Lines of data
##############################

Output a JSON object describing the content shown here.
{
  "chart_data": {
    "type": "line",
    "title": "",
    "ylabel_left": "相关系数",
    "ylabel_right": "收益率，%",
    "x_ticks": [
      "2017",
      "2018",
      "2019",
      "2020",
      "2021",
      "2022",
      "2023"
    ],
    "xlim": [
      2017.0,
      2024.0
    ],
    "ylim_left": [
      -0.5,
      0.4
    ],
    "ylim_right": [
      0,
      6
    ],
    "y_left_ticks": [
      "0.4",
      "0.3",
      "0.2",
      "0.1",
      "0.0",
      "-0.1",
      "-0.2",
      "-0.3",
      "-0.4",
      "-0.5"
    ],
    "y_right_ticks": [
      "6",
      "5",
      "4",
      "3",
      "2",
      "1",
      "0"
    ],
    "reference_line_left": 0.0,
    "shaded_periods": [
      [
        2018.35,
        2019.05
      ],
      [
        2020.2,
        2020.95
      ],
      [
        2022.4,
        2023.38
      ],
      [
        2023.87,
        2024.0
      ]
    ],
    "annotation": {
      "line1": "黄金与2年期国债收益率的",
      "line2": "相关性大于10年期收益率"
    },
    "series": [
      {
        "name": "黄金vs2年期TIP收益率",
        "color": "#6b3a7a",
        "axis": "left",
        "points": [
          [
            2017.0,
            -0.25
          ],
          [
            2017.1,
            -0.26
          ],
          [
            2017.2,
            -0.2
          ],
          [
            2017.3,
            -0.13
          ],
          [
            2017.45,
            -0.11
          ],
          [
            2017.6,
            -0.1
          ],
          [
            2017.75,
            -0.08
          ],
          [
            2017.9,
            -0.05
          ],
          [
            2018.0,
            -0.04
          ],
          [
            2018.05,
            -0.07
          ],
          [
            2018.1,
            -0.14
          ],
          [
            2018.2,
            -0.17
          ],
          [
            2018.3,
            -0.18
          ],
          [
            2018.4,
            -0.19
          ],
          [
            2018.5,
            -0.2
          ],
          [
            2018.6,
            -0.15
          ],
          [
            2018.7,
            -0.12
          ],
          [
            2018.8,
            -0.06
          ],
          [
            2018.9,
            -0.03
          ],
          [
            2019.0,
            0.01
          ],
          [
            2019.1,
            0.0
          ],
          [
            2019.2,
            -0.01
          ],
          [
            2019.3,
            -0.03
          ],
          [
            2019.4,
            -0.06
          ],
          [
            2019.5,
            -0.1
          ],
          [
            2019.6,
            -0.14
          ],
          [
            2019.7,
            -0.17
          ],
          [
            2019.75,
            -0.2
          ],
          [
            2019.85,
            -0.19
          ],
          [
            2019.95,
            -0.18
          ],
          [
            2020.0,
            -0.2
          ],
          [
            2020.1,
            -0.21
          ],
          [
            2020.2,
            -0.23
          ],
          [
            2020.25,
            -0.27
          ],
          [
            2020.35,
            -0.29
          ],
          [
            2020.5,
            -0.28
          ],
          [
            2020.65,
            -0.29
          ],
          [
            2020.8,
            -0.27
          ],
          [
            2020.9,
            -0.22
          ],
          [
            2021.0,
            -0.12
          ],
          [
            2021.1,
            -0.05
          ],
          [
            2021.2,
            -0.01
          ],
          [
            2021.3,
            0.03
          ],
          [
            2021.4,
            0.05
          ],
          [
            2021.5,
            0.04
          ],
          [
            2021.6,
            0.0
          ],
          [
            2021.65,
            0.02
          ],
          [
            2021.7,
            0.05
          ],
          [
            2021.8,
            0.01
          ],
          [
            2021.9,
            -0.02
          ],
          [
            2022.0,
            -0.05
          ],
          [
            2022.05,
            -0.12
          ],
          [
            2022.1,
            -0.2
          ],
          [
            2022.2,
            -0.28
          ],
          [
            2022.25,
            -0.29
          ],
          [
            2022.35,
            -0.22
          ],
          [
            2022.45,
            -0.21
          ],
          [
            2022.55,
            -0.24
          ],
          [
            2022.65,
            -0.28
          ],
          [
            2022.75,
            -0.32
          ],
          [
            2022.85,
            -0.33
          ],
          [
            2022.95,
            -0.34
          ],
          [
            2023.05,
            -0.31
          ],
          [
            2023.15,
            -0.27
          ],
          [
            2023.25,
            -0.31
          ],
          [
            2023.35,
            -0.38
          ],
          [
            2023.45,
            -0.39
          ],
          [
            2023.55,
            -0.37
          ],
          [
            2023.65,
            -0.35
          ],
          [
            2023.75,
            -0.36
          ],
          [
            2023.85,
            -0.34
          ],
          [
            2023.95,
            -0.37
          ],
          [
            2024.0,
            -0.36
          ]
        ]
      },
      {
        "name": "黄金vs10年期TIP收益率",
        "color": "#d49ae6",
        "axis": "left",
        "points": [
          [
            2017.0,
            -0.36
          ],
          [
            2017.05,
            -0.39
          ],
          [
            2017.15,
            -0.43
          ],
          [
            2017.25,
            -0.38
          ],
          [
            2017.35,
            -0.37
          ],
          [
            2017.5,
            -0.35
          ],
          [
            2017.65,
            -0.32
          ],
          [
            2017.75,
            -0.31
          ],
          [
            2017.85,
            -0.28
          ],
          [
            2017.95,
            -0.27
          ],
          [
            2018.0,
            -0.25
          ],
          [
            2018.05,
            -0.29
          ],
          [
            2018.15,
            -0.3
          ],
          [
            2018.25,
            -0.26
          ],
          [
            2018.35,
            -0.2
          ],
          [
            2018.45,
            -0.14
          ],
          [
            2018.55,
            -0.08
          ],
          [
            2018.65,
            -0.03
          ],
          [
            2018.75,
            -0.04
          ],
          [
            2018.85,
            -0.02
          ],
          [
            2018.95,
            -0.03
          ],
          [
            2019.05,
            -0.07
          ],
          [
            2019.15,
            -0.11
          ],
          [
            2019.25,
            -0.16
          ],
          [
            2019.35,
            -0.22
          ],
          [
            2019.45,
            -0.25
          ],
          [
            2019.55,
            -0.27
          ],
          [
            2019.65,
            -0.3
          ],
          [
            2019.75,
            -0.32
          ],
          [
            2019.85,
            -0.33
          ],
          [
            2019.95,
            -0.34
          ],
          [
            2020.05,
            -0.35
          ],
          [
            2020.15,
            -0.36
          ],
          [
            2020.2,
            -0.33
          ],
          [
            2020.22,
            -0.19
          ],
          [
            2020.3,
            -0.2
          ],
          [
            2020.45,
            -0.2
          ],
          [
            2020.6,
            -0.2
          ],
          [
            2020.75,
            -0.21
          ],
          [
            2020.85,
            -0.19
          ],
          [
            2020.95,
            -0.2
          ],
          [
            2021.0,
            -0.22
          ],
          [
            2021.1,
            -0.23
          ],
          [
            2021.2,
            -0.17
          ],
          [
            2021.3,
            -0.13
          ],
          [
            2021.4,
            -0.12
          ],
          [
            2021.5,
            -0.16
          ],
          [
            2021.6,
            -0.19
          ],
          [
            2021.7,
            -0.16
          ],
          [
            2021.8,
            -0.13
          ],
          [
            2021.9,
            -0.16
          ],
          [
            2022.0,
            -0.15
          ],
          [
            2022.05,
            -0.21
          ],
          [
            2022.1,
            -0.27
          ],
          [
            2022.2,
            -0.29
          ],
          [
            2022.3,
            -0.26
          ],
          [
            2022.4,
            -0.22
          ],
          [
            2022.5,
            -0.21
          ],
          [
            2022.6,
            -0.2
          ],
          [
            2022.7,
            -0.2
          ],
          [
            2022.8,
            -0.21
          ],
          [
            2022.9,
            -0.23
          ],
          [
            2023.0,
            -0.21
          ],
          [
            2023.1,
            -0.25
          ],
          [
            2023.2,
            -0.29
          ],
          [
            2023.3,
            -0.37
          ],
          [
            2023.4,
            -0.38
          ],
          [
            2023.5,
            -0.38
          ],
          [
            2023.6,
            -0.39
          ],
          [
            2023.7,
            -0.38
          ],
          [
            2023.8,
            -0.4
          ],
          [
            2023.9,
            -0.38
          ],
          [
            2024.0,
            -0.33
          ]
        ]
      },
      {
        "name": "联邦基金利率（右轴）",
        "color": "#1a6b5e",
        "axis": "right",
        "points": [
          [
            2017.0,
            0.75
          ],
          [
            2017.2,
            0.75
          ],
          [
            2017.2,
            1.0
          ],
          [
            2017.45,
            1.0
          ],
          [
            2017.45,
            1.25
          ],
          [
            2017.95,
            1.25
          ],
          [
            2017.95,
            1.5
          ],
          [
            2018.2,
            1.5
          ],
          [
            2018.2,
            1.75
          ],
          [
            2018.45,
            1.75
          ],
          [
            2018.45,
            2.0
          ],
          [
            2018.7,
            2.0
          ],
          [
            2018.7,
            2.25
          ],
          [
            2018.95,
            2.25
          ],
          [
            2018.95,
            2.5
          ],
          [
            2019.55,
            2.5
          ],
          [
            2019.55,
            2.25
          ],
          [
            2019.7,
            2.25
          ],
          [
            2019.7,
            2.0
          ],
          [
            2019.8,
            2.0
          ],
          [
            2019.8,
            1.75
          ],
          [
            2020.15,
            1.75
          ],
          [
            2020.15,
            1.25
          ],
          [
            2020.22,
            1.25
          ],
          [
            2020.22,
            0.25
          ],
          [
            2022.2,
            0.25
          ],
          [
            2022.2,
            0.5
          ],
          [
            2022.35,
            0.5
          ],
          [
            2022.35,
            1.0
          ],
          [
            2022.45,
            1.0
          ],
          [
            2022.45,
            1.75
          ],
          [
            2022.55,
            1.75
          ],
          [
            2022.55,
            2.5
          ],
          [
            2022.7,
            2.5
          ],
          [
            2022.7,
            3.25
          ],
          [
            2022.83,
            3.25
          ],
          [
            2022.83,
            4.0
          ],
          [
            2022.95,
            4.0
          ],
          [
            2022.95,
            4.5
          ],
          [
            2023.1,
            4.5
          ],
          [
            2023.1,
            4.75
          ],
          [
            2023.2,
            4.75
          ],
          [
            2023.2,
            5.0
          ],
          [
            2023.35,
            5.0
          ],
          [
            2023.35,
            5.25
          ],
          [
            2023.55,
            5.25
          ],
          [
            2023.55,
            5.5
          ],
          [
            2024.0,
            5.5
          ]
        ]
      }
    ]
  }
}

##############################

*Exercise task*: Look above for every line with the word "color" and copy it.

*Result*:
        "color": "#6b3a7a",
        "color": "#d49ae6",
        "color": "#1a6b5e",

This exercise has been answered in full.